WORK REQUIRED: Find every line with the word "Ontology" and report how many there are, without any other text.

SOURCE MATERIAL:
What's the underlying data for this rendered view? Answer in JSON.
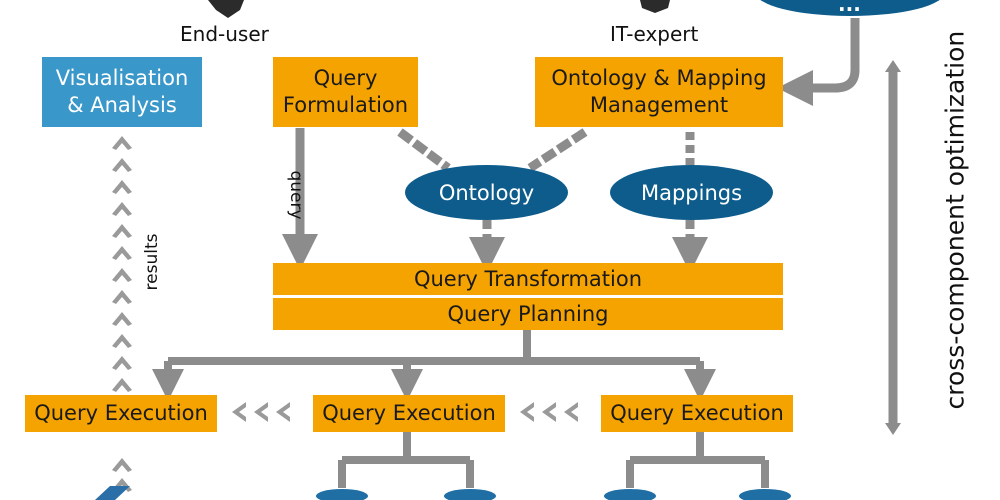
{
  "actors": {
    "end_user": "End-user",
    "it_expert": "IT-expert",
    "top_ellipse_text": "..."
  },
  "boxes": {
    "visualisation": "Visualisation\n& Analysis",
    "query_formulation": "Query\nFormulation",
    "ontology_mapping_mgmt": "Ontology & Mapping\nManagement",
    "query_transformation": "Query Transformation",
    "query_planning": "Query Planning",
    "query_execution_left": "Query Execution",
    "query_execution_mid": "Query Execution",
    "query_execution_right": "Query Execution"
  },
  "ellipses": {
    "ontology": "Ontology",
    "mappings": "Mappings"
  },
  "labels": {
    "query": "query",
    "results": "results",
    "cross_component": "cross-component optimization"
  },
  "colors": {
    "orange": "#f5a300",
    "light_blue": "#3a97c9",
    "dark_blue": "#0d5c8c",
    "arrow_grey": "#8c8c8c"
  }
}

SOLUTION TO THE EXERCISE: 2